Direction:
Find the string "黑面琵鷺全球同步普查近年臺灣各地區數量比較" in the listing and report every line that has it.

(Extracts from a graphics dataset)
>> begin

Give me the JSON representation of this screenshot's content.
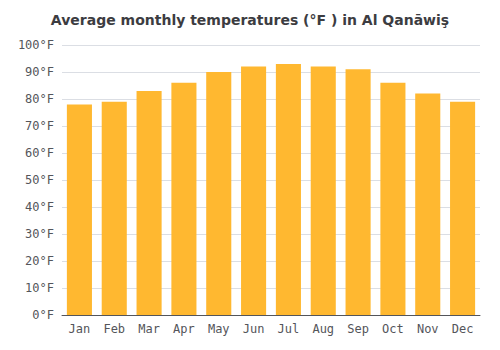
{
  "chart_data": {
    "type": "bar",
    "title": "Average monthly temperatures (°F ) in Al Qanāwiş",
    "categories": [
      "Jan",
      "Feb",
      "Mar",
      "Apr",
      "May",
      "Jun",
      "Jul",
      "Aug",
      "Sep",
      "Oct",
      "Nov",
      "Dec"
    ],
    "values": [
      78,
      79,
      83,
      86,
      90,
      92,
      93,
      92,
      91,
      86,
      82,
      79
    ],
    "color": "#FFB830",
    "ylim": [
      0,
      100
    ],
    "yticks": [
      {
        "value": 0,
        "label": "0°F"
      },
      {
        "value": 10,
        "label": "10°F"
      },
      {
        "value": 20,
        "label": "20°F"
      },
      {
        "value": 30,
        "label": "30°F"
      },
      {
        "value": 40,
        "label": "40°F"
      },
      {
        "value": 50,
        "label": "50°F"
      },
      {
        "value": 60,
        "label": "60°F"
      },
      {
        "value": 70,
        "label": "70°F"
      },
      {
        "value": 80,
        "label": "80°F"
      },
      {
        "value": 90,
        "label": "90°F"
      },
      {
        "value": 100,
        "label": "100°F"
      }
    ],
    "grid": true
  }
}
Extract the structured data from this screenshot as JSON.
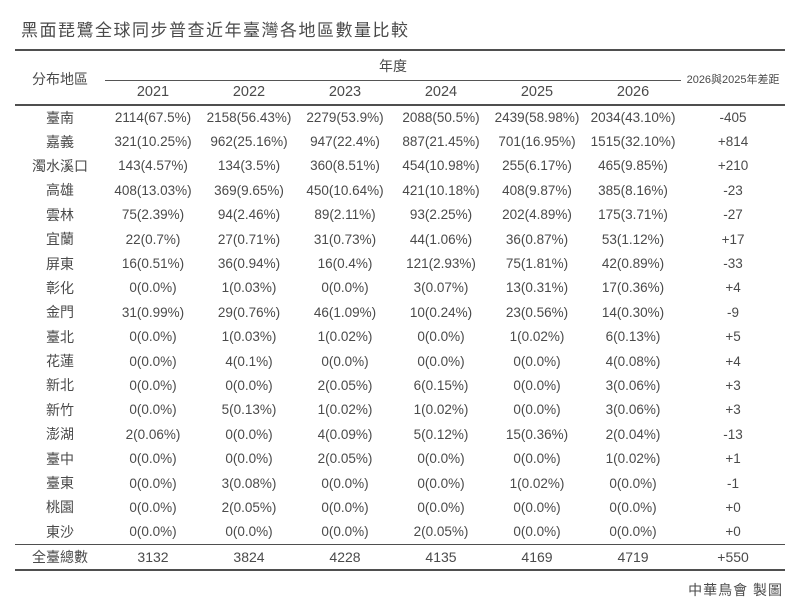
{
  "title": "黑面琵鷺全球同步普查近年臺灣各地區數量比較",
  "header": {
    "region": "分布地區",
    "year_group": "年度",
    "diff": "2026與2025年差距"
  },
  "chart_data": {
    "type": "table",
    "title": "黑面琵鷺全球同步普查近年臺灣各地區數量比較",
    "years": [
      "2021",
      "2022",
      "2023",
      "2024",
      "2025",
      "2026"
    ],
    "rows": [
      {
        "region": "臺南",
        "values": [
          "2114(67.5%)",
          "2158(56.43%)",
          "2279(53.9%)",
          "2088(50.5%)",
          "2439(58.98%)",
          "2034(43.10%)"
        ],
        "diff": "-405"
      },
      {
        "region": "嘉義",
        "values": [
          "321(10.25%)",
          "962(25.16%)",
          "947(22.4%)",
          "887(21.45%)",
          "701(16.95%)",
          "1515(32.10%)"
        ],
        "diff": "+814"
      },
      {
        "region": "濁水溪口",
        "values": [
          "143(4.57%)",
          "134(3.5%)",
          "360(8.51%)",
          "454(10.98%)",
          "255(6.17%)",
          "465(9.85%)"
        ],
        "diff": "+210"
      },
      {
        "region": "高雄",
        "values": [
          "408(13.03%)",
          "369(9.65%)",
          "450(10.64%)",
          "421(10.18%)",
          "408(9.87%)",
          "385(8.16%)"
        ],
        "diff": "-23"
      },
      {
        "region": "雲林",
        "values": [
          "75(2.39%)",
          "94(2.46%)",
          "89(2.11%)",
          "93(2.25%)",
          "202(4.89%)",
          "175(3.71%)"
        ],
        "diff": "-27"
      },
      {
        "region": "宜蘭",
        "values": [
          "22(0.7%)",
          "27(0.71%)",
          "31(0.73%)",
          "44(1.06%)",
          "36(0.87%)",
          "53(1.12%)"
        ],
        "diff": "+17"
      },
      {
        "region": "屏東",
        "values": [
          "16(0.51%)",
          "36(0.94%)",
          "16(0.4%)",
          "121(2.93%)",
          "75(1.81%)",
          "42(0.89%)"
        ],
        "diff": "-33"
      },
      {
        "region": "彰化",
        "values": [
          "0(0.0%)",
          "1(0.03%)",
          "0(0.0%)",
          "3(0.07%)",
          "13(0.31%)",
          "17(0.36%)"
        ],
        "diff": "+4"
      },
      {
        "region": "金門",
        "values": [
          "31(0.99%)",
          "29(0.76%)",
          "46(1.09%)",
          "10(0.24%)",
          "23(0.56%)",
          "14(0.30%)"
        ],
        "diff": "-9"
      },
      {
        "region": "臺北",
        "values": [
          "0(0.0%)",
          "1(0.03%)",
          "1(0.02%)",
          "0(0.0%)",
          "1(0.02%)",
          "6(0.13%)"
        ],
        "diff": "+5"
      },
      {
        "region": "花蓮",
        "values": [
          "0(0.0%)",
          "4(0.1%)",
          "0(0.0%)",
          "0(0.0%)",
          "0(0.0%)",
          "4(0.08%)"
        ],
        "diff": "+4"
      },
      {
        "region": "新北",
        "values": [
          "0(0.0%)",
          "0(0.0%)",
          "2(0.05%)",
          "6(0.15%)",
          "0(0.0%)",
          "3(0.06%)"
        ],
        "diff": "+3"
      },
      {
        "region": "新竹",
        "values": [
          "0(0.0%)",
          "5(0.13%)",
          "1(0.02%)",
          "1(0.02%)",
          "0(0.0%)",
          "3(0.06%)"
        ],
        "diff": "+3"
      },
      {
        "region": "澎湖",
        "values": [
          "2(0.06%)",
          "0(0.0%)",
          "4(0.09%)",
          "5(0.12%)",
          "15(0.36%)",
          "2(0.04%)"
        ],
        "diff": "-13"
      },
      {
        "region": "臺中",
        "values": [
          "0(0.0%)",
          "0(0.0%)",
          "2(0.05%)",
          "0(0.0%)",
          "0(0.0%)",
          "1(0.02%)"
        ],
        "diff": "+1"
      },
      {
        "region": "臺東",
        "values": [
          "0(0.0%)",
          "3(0.08%)",
          "0(0.0%)",
          "0(0.0%)",
          "1(0.02%)",
          "0(0.0%)"
        ],
        "diff": "-1"
      },
      {
        "region": "桃園",
        "values": [
          "0(0.0%)",
          "2(0.05%)",
          "0(0.0%)",
          "0(0.0%)",
          "0(0.0%)",
          "0(0.0%)"
        ],
        "diff": "+0"
      },
      {
        "region": "東沙",
        "values": [
          "0(0.0%)",
          "0(0.0%)",
          "0(0.0%)",
          "2(0.05%)",
          "0(0.0%)",
          "0(0.0%)"
        ],
        "diff": "+0"
      }
    ],
    "total": {
      "region": "全臺總數",
      "values": [
        "3132",
        "3824",
        "4228",
        "4135",
        "4169",
        "4719"
      ],
      "diff": "+550"
    }
  },
  "footer": {
    "credit": "中華鳥會 製圖"
  },
  "colors": {
    "text": "#4a4a4a",
    "line": "#4f4f4f"
  }
}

>> end

Finished task:
  "title": "黑面琵鷺全球同步普查近年臺灣各地區數量比較",
    "title": "黑面琵鷺全球同步普查近年臺灣各地區數量比較",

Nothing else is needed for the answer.